> EXERCISE OBJECTIVE: Select and copy out every line in the records containing "Besuch".

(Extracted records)
-- BEGIN --

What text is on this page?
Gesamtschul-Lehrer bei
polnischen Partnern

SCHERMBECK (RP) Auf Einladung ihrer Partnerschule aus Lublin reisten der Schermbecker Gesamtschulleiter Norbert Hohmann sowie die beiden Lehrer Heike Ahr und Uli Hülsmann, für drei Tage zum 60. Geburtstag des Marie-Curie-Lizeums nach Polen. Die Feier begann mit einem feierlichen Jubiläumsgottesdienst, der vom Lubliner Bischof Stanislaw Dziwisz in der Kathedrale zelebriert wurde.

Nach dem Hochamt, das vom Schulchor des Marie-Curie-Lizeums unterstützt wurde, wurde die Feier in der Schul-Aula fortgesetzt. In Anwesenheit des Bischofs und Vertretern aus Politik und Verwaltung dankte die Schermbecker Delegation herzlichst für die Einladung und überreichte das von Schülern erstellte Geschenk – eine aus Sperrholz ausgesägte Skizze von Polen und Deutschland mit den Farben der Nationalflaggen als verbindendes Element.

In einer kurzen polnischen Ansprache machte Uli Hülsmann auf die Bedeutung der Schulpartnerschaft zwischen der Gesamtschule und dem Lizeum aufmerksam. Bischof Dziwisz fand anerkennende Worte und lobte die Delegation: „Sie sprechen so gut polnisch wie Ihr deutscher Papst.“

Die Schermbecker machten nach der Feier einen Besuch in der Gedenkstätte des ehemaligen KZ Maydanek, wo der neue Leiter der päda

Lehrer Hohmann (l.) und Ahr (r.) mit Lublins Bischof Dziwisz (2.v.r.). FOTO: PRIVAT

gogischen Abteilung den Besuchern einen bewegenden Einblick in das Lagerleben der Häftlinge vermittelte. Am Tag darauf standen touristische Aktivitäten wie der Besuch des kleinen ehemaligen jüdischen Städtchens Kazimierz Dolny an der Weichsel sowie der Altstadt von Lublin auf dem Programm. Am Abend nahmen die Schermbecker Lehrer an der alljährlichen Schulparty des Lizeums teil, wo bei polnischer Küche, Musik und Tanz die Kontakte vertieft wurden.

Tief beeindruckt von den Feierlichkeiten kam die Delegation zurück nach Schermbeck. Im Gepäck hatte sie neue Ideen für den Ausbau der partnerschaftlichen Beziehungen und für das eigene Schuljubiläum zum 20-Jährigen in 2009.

-- END --

> RESPONSE TO THE TASK:
Die Schermbecker machten nach der Feier einen Besuch in der Gedenkstätte des ehemaligen KZ Maydanek, wo der neue Leiter der päda
gogischen Abteilung den Besuchern einen bewegenden Einblick in das Lagerleben der Häftlinge vermittelte. Am Tag darauf standen touristische Aktivitäten wie der Besuch des kleinen ehemaligen jüdischen Städtchens Kazimierz Dolny an der Weichsel sowie der Altstadt von Lublin auf dem Programm. Am Abend nahmen die Schermbecker Lehrer an der alljährlichen Schulparty des Lizeums teil, wo bei polnischer Küche, Musik und Tanz die Kontakte vertieft wurden.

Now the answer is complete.